Your instructions: Render each line of the listing below as one string in a JSON list, leaving out blank lines.

⁂

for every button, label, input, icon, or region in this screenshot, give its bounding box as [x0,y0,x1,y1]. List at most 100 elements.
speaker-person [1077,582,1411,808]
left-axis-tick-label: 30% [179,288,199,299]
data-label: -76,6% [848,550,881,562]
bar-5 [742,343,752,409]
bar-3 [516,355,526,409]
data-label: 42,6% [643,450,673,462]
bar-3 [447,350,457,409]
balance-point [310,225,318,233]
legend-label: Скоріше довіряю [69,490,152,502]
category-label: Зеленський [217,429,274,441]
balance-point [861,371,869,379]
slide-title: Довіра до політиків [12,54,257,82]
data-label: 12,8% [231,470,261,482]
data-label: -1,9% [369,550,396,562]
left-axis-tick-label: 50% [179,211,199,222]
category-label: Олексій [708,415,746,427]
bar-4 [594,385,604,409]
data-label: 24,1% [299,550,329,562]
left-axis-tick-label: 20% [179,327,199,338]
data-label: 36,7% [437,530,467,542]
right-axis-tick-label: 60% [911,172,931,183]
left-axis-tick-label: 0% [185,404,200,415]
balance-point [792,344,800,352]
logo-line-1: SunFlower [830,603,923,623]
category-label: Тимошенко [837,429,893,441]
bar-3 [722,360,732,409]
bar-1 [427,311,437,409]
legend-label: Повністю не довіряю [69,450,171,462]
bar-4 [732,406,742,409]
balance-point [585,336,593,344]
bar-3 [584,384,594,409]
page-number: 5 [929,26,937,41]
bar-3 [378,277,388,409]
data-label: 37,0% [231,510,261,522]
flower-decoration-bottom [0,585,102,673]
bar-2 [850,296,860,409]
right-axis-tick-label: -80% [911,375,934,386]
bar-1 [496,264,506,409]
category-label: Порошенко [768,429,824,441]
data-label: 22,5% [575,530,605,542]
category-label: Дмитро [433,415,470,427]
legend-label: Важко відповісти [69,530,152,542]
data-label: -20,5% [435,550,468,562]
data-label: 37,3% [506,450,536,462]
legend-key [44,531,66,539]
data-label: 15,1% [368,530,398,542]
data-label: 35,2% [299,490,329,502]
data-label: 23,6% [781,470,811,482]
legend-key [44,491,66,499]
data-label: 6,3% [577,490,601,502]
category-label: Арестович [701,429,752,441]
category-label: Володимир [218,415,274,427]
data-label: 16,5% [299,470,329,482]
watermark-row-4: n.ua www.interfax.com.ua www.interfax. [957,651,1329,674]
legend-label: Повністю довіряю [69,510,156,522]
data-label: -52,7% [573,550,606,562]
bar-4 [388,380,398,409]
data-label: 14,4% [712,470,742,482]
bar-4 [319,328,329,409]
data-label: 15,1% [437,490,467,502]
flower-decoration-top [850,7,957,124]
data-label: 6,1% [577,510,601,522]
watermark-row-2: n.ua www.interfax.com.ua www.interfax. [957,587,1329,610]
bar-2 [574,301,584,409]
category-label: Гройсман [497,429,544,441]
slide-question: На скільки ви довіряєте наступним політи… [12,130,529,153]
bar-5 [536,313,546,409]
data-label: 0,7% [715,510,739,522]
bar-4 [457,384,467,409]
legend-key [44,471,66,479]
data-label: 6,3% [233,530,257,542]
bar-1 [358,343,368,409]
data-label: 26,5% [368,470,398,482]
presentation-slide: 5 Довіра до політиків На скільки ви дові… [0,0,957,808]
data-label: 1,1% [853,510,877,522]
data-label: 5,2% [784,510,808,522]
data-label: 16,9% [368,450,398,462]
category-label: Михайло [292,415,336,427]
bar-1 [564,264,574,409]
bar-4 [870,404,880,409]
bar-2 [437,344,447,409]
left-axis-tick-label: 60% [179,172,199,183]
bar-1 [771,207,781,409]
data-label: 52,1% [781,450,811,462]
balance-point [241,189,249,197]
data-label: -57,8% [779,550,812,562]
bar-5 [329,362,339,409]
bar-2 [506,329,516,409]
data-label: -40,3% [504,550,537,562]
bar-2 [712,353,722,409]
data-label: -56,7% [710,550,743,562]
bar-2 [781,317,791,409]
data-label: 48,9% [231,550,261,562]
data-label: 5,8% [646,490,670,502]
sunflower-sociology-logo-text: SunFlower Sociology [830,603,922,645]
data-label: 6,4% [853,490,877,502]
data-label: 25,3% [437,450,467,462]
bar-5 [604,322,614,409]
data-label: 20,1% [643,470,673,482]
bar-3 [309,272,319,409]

⁂

Result of the task:
[
  "for every button, label, input, icon, or region in this screenshot, give its bounding box as [x0,y0,x1,y1]. List at most 100 elements.",
  "speaker-person [1077,582,1411,808]",
  "left-axis-tick-label: 30% [179,288,199,299]",
  "data-label: -76,6% [848,550,881,562]",
  "bar-5 [742,343,752,409]",
  "bar-3 [516,355,526,409]",
  "data-label: 42,6% [643,450,673,462]",
  "bar-3 [447,350,457,409]",
  "balance-point [310,225,318,233]",
  "legend-label: Скоріше довіряю [69,490,152,502]",
  "category-label: Зеленський [217,429,274,441]",
  "balance-point [861,371,869,379]",
  "slide-title: Довіра до політиків [12,54,257,82]",
  "data-label: 12,8% [231,470,261,482]",
  "data-label: -1,9% [369,550,396,562]",
  "left-axis-tick-label: 50% [179,211,199,222]",
  "category-label: Олексій [708,415,746,427]",
  "bar-4 [594,385,604,409]",
  "data-label: 24,1% [299,550,329,562]",
  "left-axis-tick-label: 20% [179,327,199,338]",
  "data-label: 36,7% [437,530,467,542]",
  "right-axis-tick-label: 60% [911,172,931,183]",
  "left-axis-tick-label: 0% [185,404,200,415]",
  "balance-point [792,344,800,352]",
  "logo-line-1: SunFlower [830,603,923,623]",
  "category-label: Тимошенко [837,429,893,441]",
  "bar-3 [722,360,732,409]",
  "bar-1 [427,311,437,409]",
  "legend-label: Повністю не довіряю [69,450,171,462]",
  "bar-4 [732,406,742,409]",
  "balance-point [585,336,593,344]",
  "bar-3 [584,384,594,409]",
  "page-number: 5 [929,26,937,41]",
  "bar-3 [378,277,388,409]",
  "data-label: 37,0% [231,510,261,522]",
  "flower-decoration-bottom [0,585,102,673]",
  "bar-2 [850,296,860,409]",
  "right-axis-tick-label: -80% [911,375,934,386]",
  "bar-1 [496,264,506,409]",
  "category-label: Порошенко [768,429,824,441]",
  "data-label: 22,5% [575,530,605,542]",
  "category-label: Дмитро [433,415,470,427]",
  "legend-label: Важко відповісти [69,530,152,542]",
  "data-label: -20,5% [435,550,468,562]",
  "data-label: 37,3% [506,450,536,462]",
  "legend-key [44,531,66,539]",
  "data-label: 15,1% [368,530,398,542]",
  "data-label: 35,2% [299,490,329,502]",
  "data-label: 23,6% [781,470,811,482]",
  "legend-key [44,491,66,499]",
  "data-label: 6,3% [577,490,601,502]",
  "category-label: Арестович [701,429,752,441]",
  "category-label: Володимир [218,415,274,427]",
  "data-label: 16,5% [299,470,329,482]",
  "watermark-row-4: n.ua www.interfax.com.ua www.interfax. [957,651,1329,674]",
  "legend-label: Повністю довіряю [69,510,156,522]",
  "data-label: -52,7% [573,550,606,562]",
  "bar-4 [388,380,398,409]",
  "data-label: 14,4% [712,470,742,482]",
  "bar-4 [319,328,329,409]",
  "data-label: 15,1% [437,490,467,502]",
  "flower-decoration-top [850,7,957,124]",
  "data-label: 6,1% [577,510,601,522]",
  "watermark-row-2: n.ua www.interfax.com.ua www.interfax. [957,587,1329,610]",
  "bar-2 [574,301,584,409]",
  "category-label: Гройсман [497,429,544,441]",
  "slide-question: На скільки ви довіряєте наступним політи… [12,130,529,153]",
  "bar-5 [536,313,546,409]",
  "data-label: 0,7% [715,510,739,522]",
  "bar-4 [457,384,467,409]",
  "legend-key [44,471,66,479]",
  "data-label: 6,3% [233,530,257,542]",
  "bar-1 [358,343,368,409]",
  "data-label: 26,5% [368,470,398,482]",
  "presentation-slide: 5 Довіра до політиків На скільки ви дові… [0,0,957,808]",
  "data-label: 1,1% [853,510,877,522]",
  "data-label: 5,2% [784,510,808,522]",
  "data-label: 16,9% [368,450,398,462]",
  "category-label: Михайло [292,415,336,427]",
  "bar-1 [564,264,574,409]",
  "bar-4 [870,404,880,409]",
  "bar-2 [437,344,447,409]",
  "left-axis-tick-label: 60% [179,172,199,183]",
  "bar-1 [771,207,781,409]",
  "data-label: 52,1% [781,450,811,462]",
  "balance-point [241,189,249,197]",
  "data-label: -57,8% [779,550,812,562]",
  "bar-5 [329,362,339,409]",
  "bar-2 [506,329,516,409]",
  "data-label: -40,3% [504,550,537,562]",
  "bar-2 [712,353,722,409]",
  "data-label: -56,7% [710,550,743,562]",
  "bar-2 [781,317,791,409]",
  "data-label: 48,9% [231,550,261,562]",
  "data-label: 5,8% [646,490,670,502]",
  "sunflower-sociology-logo-text: SunFlower Sociology [830,603,922,645]",
  "data-label: 6,4% [853,490,877,502]",
  "data-label: 25,3% [437,450,467,462]",
  "bar-5 [604,322,614,409]",
  "data-label: 20,1% [643,470,673,482]",
  "bar-3 [309,272,319,409]"
]